Set down, word for word, the stretch of lines from the one containing "Parse this screenshot: output" to the end of the records below.
--- BEGIN Data to use ---
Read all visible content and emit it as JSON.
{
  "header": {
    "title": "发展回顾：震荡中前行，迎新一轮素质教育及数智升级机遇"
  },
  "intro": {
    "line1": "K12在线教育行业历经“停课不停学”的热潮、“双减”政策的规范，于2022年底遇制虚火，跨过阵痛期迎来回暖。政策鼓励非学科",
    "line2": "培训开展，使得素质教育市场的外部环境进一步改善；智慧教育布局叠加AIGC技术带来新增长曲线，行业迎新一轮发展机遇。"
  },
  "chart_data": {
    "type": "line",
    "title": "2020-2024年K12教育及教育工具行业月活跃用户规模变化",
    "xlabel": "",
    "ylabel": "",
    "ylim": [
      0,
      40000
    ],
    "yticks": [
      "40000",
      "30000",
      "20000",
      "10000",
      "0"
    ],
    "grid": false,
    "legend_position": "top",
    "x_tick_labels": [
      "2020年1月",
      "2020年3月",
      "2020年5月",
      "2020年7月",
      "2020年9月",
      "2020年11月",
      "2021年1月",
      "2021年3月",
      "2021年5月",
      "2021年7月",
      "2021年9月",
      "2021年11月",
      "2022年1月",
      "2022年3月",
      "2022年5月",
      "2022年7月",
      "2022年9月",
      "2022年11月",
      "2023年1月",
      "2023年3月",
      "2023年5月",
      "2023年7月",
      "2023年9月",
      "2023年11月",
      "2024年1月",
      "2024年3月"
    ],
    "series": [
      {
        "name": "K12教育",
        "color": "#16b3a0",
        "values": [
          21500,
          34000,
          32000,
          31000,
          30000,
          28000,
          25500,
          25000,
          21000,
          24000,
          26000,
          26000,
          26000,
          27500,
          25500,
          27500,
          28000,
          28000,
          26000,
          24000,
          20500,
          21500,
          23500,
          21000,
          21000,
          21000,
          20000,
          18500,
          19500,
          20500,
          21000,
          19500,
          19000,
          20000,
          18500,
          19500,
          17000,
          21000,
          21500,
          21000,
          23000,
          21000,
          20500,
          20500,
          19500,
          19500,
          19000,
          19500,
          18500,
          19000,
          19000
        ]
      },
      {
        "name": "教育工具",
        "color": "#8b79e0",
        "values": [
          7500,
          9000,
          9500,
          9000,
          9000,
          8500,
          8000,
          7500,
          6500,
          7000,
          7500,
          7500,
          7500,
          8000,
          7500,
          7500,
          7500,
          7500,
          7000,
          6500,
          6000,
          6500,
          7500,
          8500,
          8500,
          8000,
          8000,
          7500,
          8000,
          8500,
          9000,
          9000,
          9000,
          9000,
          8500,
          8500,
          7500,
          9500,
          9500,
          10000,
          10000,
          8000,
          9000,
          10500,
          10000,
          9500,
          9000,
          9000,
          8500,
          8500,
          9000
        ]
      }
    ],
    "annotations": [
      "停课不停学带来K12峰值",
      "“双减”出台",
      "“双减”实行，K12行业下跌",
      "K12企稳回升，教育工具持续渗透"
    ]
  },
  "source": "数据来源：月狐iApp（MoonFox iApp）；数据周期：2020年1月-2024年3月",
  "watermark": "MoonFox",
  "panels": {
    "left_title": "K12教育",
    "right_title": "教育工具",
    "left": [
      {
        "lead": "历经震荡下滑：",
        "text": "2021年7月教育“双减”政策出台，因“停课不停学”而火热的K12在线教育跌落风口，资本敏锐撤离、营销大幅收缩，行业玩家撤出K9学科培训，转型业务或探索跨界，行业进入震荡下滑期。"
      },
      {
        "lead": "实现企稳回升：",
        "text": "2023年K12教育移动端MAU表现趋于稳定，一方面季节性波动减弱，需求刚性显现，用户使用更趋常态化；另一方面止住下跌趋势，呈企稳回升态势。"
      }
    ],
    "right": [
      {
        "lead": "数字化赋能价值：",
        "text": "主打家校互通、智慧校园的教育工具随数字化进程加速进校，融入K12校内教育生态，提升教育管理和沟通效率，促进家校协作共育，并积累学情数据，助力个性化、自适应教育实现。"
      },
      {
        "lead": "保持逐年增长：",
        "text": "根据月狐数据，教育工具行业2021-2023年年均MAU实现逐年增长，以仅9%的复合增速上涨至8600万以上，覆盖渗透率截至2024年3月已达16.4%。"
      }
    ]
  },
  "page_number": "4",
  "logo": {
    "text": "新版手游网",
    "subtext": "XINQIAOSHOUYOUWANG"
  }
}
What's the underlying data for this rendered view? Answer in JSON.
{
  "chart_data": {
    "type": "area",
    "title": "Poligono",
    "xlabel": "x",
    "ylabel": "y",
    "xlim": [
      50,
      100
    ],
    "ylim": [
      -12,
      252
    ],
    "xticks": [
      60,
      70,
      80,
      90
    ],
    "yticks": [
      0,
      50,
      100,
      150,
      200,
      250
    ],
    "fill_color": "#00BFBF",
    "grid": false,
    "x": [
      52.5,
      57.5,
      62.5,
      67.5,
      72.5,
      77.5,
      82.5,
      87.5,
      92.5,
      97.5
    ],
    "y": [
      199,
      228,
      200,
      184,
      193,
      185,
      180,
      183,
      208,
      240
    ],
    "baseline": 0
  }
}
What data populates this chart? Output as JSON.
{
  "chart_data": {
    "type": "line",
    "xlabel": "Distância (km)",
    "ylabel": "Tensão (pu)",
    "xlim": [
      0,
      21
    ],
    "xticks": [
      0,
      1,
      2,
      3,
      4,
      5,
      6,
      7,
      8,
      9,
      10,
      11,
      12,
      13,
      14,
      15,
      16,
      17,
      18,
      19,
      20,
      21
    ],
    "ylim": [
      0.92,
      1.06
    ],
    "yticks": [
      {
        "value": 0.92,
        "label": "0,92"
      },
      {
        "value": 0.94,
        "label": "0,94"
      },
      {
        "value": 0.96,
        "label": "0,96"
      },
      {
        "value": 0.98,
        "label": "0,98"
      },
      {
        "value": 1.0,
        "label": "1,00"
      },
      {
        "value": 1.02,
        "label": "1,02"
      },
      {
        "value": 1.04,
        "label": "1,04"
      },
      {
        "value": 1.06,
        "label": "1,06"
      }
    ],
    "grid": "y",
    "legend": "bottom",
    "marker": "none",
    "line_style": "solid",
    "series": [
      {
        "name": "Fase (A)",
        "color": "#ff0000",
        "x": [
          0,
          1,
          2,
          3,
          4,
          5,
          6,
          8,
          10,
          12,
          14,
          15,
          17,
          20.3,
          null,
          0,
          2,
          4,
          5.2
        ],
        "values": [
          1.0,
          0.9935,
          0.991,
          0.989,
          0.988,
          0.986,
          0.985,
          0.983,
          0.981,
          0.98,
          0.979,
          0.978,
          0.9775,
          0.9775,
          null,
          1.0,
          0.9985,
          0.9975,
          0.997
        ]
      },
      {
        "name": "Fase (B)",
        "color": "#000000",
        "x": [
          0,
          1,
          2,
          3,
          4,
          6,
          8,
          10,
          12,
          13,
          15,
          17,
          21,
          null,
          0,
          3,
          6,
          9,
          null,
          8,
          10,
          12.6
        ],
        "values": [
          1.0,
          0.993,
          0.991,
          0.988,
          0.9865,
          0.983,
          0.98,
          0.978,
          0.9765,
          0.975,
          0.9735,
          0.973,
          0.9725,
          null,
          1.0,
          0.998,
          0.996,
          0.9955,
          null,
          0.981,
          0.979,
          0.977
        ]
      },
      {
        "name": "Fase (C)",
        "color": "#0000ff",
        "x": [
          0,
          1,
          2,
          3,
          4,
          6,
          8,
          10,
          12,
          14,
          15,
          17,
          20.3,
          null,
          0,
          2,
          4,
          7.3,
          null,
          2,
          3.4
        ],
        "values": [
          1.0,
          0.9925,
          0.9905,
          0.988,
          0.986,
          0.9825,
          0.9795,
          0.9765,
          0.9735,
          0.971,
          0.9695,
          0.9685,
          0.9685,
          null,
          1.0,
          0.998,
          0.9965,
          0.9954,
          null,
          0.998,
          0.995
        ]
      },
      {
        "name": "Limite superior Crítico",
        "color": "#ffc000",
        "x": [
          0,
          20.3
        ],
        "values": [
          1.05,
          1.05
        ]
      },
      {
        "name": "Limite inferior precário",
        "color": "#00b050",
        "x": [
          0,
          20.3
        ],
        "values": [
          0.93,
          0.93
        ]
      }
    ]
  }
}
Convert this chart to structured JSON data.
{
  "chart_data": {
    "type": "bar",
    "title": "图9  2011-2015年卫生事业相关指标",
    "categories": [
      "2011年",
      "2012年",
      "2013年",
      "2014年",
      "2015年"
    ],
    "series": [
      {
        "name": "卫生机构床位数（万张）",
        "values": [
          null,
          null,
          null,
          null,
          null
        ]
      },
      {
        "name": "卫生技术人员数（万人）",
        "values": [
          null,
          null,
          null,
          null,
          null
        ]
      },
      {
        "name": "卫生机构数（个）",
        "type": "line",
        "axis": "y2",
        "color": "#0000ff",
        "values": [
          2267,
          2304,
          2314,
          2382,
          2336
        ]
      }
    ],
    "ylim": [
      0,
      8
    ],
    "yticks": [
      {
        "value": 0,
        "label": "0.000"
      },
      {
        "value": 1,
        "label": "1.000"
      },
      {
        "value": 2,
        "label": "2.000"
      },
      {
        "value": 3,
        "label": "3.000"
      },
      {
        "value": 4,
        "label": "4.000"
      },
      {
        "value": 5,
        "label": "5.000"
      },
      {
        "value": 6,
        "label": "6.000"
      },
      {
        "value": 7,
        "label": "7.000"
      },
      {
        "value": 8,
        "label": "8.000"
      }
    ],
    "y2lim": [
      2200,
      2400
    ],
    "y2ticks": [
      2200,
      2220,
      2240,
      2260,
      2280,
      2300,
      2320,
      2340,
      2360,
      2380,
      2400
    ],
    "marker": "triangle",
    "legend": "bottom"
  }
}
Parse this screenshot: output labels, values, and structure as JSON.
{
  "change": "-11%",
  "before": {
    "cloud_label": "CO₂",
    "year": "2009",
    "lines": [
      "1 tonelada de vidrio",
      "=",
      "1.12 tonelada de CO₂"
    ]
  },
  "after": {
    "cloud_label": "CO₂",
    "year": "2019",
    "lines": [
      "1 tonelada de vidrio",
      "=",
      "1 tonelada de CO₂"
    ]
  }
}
--- END Data to use ---
Answer for the task:
Parse this screenshot: output labels, values, and structure as JSON.
{
  "change": "-11%",
  "before": {
    "cloud_label": "CO₂",
    "year": "2009",
    "lines": [
      "1 tonelada de vidrio",
      "=",
      "1.12 tonelada de CO₂"
    ]
  },
  "after": {
    "cloud_label": "CO₂",
    "year": "2019",
    "lines": [
      "1 tonelada de vidrio",
      "=",
      "1 tonelada de CO₂"
    ]
  }
}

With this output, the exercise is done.